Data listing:
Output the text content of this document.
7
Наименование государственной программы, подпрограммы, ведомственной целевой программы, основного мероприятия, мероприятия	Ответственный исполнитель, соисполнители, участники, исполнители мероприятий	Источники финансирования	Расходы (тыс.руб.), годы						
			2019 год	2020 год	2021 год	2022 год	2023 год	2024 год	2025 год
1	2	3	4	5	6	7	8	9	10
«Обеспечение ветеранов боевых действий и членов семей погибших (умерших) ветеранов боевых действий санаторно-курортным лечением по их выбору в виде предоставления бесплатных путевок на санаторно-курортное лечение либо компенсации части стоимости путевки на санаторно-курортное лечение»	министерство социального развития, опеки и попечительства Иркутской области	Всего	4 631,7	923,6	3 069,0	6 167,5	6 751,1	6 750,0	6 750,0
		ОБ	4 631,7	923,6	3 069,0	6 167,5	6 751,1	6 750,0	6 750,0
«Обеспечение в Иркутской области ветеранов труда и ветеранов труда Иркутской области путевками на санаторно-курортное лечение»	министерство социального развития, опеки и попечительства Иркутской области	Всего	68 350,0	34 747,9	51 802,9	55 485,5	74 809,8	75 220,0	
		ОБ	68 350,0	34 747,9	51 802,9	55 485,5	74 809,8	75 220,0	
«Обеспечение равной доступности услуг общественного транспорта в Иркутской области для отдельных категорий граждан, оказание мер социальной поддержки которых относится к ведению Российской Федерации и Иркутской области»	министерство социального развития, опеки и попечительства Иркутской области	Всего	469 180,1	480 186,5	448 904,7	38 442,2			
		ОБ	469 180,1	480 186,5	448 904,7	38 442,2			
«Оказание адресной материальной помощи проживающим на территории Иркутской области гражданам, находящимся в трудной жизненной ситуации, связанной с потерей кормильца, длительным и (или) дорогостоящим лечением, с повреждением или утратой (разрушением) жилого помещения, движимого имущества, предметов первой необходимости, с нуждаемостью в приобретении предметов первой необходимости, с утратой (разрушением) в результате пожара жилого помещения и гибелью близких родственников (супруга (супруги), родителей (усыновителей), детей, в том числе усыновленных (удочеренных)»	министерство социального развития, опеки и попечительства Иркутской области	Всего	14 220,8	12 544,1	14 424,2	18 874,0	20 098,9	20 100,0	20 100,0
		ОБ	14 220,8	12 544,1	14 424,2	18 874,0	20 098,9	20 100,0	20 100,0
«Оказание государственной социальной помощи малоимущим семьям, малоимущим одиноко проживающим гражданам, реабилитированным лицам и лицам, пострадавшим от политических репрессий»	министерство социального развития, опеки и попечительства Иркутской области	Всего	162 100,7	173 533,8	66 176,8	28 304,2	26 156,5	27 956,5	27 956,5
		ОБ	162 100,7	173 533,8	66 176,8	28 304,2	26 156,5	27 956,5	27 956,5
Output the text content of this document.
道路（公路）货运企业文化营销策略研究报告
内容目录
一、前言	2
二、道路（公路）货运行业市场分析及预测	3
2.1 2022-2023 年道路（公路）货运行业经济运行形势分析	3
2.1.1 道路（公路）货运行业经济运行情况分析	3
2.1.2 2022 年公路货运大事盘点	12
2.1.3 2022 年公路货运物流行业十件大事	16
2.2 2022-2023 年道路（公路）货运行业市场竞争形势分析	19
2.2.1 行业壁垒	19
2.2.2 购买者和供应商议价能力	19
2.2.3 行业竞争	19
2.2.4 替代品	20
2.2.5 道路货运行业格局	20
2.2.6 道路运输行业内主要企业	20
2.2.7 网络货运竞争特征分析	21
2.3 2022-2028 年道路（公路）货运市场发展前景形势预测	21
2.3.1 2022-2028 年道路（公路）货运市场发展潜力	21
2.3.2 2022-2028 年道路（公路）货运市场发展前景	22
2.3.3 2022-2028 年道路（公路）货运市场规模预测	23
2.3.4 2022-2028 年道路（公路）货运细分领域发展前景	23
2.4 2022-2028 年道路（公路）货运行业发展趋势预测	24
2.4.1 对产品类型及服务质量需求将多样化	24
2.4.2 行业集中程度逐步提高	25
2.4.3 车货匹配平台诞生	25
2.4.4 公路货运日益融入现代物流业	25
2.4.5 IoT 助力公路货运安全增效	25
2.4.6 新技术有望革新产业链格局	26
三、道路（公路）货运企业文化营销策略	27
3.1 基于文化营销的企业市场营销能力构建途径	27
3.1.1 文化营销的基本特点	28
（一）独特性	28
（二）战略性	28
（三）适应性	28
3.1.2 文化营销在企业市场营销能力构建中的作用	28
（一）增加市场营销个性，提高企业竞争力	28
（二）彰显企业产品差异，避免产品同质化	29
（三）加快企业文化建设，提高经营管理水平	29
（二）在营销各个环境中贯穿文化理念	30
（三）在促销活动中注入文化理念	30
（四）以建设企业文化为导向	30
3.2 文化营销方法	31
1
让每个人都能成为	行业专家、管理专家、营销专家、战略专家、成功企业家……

• Exercise objective:
Copy out the material above in its entirety. Every detail must match.

• Reply:
Output the text content of this document.
7
Наименование государственной программы, подпрограммы, ведомственной целевой программы, основного мероприятия, мероприятия	Ответственный исполнитель, соисполнители, участники, исполнители мероприятий	Источники финансирования	Расходы (тыс.руб.), годы						
			2019 год	2020 год	2021 год	2022 год	2023 год	2024 год	2025 год
1	2	3	4	5	6	7	8	9	10
«Обеспечение ветеранов боевых действий и членов семей погибших (умерших) ветеранов боевых действий санаторно-курортным лечением по их выбору в виде предоставления бесплатных путевок на санаторно-курортное лечение либо компенсации части стоимости путевки на санаторно-курортное лечение»	министерство социального развития, опеки и попечительства Иркутской области	Всего	4 631,7	923,6	3 069,0	6 167,5	6 751,1	6 750,0	6 750,0
		ОБ	4 631,7	923,6	3 069,0	6 167,5	6 751,1	6 750,0	6 750,0
«Обеспечение в Иркутской области ветеранов труда и ветеранов труда Иркутской области путевками на санаторно-курортное лечение»	министерство социального развития, опеки и попечительства Иркутской области	Всего	68 350,0	34 747,9	51 802,9	55 485,5	74 809,8	75 220,0	
		ОБ	68 350,0	34 747,9	51 802,9	55 485,5	74 809,8	75 220,0	
«Обеспечение равной доступности услуг общественного транспорта в Иркутской области для отдельных категорий граждан, оказание мер социальной поддержки которых относится к ведению Российской Федерации и Иркутской области»	министерство социального развития, опеки и попечительства Иркутской области	Всего	469 180,1	480 186,5	448 904,7	38 442,2			
		ОБ	469 180,1	480 186,5	448 904,7	38 442,2			
«Оказание адресной материальной помощи проживающим на территории Иркутской области гражданам, находящимся в трудной жизненной ситуации, связанной с потерей кормильца, длительным и (или) дорогостоящим лечением, с повреждением или утратой (разрушением) жилого помещения, движимого имущества, предметов первой необходимости, с нуждаемостью в приобретении предметов первой необходимости, с утратой (разрушением) в результате пожара жилого помещения и гибелью близких родственников (супруга (супруги), родителей (усыновителей), детей, в том числе усыновленных (удочеренных)»	министерство социального развития, опеки и попечительства Иркутской области	Всего	14 220,8	12 544,1	14 424,2	18 874,0	20 098,9	20 100,0	20 100,0
		ОБ	14 220,8	12 544,1	14 424,2	18 874,0	20 098,9	20 100,0	20 100,0
«Оказание государственной социальной помощи малоимущим семьям, малоимущим одиноко проживающим гражданам, реабилитированным лицам и лицам, пострадавшим от политических репрессий»	министерство социального развития, опеки и попечительства Иркутской области	Всего	162 100,7	173 533,8	66 176,8	28 304,2	26 156,5	27 956,5	27 956,5
		ОБ	162 100,7	173 533,8	66 176,8	28 304,2	26 156,5	27 956,5	27 956,5
Output the text content of this document.
道路（公路）货运企业文化营销策略研究报告
内容目录
一、前言	2
二、道路（公路）货运行业市场分析及预测	3
2.1 2022-2023 年道路（公路）货运行业经济运行形势分析	3
2.1.1 道路（公路）货运行业经济运行情况分析	3
2.1.2 2022 年公路货运大事盘点	12
2.1.3 2022 年公路货运物流行业十件大事	16
2.2 2022-2023 年道路（公路）货运行业市场竞争形势分析	19
2.2.1 行业壁垒	19
2.2.2 购买者和供应商议价能力	19
2.2.3 行业竞争	19
2.2.4 替代品	20
2.2.5 道路货运行业格局	20
2.2.6 道路运输行业内主要企业	20
2.2.7 网络货运竞争特征分析	21
2.3 2022-2028 年道路（公路）货运市场发展前景形势预测	21
2.3.1 2022-2028 年道路（公路）货运市场发展潜力	21
2.3.2 2022-2028 年道路（公路）货运市场发展前景	22
2.3.3 2022-2028 年道路（公路）货运市场规模预测	23
2.3.4 2022-2028 年道路（公路）货运细分领域发展前景	23
2.4 2022-2028 年道路（公路）货运行业发展趋势预测	24
2.4.1 对产品类型及服务质量需求将多样化	24
2.4.2 行业集中程度逐步提高	25
2.4.3 车货匹配平台诞生	25
2.4.4 公路货运日益融入现代物流业	25
2.4.5 IoT 助力公路货运安全增效	25
2.4.6 新技术有望革新产业链格局	26
三、道路（公路）货运企业文化营销策略	27
3.1 基于文化营销的企业市场营销能力构建途径	27
3.1.1 文化营销的基本特点	28
（一）独特性	28
（二）战略性	28
（三）适应性	28
3.1.2 文化营销在企业市场营销能力构建中的作用	28
（一）增加市场营销个性，提高企业竞争力	28
（二）彰显企业产品差异，避免产品同质化	29
（三）加快企业文化建设，提高经营管理水平	29
（二）在营销各个环境中贯穿文化理念	30
（三）在促销活动中注入文化理念	30
（四）以建设企业文化为导向	30
3.2 文化营销方法	31
1
让每个人都能成为	行业专家、管理专家、营销专家、战略专家、成功企业家……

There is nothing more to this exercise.